— BEGIN —

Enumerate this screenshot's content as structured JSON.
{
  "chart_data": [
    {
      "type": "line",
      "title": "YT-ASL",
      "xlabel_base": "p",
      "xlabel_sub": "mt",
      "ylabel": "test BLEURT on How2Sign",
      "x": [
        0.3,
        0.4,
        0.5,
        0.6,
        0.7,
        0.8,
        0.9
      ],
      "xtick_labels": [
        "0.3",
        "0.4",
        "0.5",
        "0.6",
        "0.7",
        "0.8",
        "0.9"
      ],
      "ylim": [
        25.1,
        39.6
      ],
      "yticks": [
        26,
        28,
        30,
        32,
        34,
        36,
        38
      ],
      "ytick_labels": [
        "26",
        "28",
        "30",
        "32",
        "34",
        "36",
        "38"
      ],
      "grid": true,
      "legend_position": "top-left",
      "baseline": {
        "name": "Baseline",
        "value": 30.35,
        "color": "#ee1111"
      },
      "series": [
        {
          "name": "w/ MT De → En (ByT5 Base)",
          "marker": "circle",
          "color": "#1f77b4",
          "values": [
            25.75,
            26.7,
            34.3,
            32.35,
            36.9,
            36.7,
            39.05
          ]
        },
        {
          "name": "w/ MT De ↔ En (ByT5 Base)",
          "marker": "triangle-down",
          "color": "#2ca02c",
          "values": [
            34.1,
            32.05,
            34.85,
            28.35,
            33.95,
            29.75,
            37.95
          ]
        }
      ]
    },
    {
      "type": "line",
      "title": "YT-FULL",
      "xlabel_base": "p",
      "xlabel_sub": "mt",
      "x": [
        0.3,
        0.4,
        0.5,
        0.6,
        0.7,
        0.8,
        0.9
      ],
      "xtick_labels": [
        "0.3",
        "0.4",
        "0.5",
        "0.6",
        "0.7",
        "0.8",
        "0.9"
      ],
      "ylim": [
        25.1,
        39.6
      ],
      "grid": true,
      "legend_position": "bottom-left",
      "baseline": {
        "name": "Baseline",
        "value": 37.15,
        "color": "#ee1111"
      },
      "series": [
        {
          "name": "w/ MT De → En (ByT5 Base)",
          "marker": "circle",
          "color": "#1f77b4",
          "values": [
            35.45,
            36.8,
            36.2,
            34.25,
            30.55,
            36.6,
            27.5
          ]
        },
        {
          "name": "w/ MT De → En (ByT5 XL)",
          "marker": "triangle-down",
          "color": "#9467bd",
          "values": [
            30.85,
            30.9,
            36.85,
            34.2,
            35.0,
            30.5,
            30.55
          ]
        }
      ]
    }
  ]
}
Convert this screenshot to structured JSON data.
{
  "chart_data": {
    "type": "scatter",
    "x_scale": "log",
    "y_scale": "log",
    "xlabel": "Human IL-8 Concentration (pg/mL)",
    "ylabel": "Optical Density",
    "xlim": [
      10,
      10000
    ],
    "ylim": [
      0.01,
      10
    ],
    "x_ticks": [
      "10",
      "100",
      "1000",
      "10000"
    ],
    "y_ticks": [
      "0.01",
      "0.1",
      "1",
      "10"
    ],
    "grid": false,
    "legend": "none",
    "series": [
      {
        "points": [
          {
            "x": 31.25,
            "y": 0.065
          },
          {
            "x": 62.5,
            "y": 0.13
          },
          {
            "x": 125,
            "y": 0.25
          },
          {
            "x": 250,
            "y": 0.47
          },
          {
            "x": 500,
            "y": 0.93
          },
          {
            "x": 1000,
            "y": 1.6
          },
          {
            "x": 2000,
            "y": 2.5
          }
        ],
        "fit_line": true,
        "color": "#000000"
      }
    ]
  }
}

— END —

■ **WHAT THIS TASK INVOLVES**:
Go through the preceding material and copy each line that has the word "left".

■ **WRITTEN RESPONSE**:
      "legend_position": "top-left",
      "legend_position": "bottom-left",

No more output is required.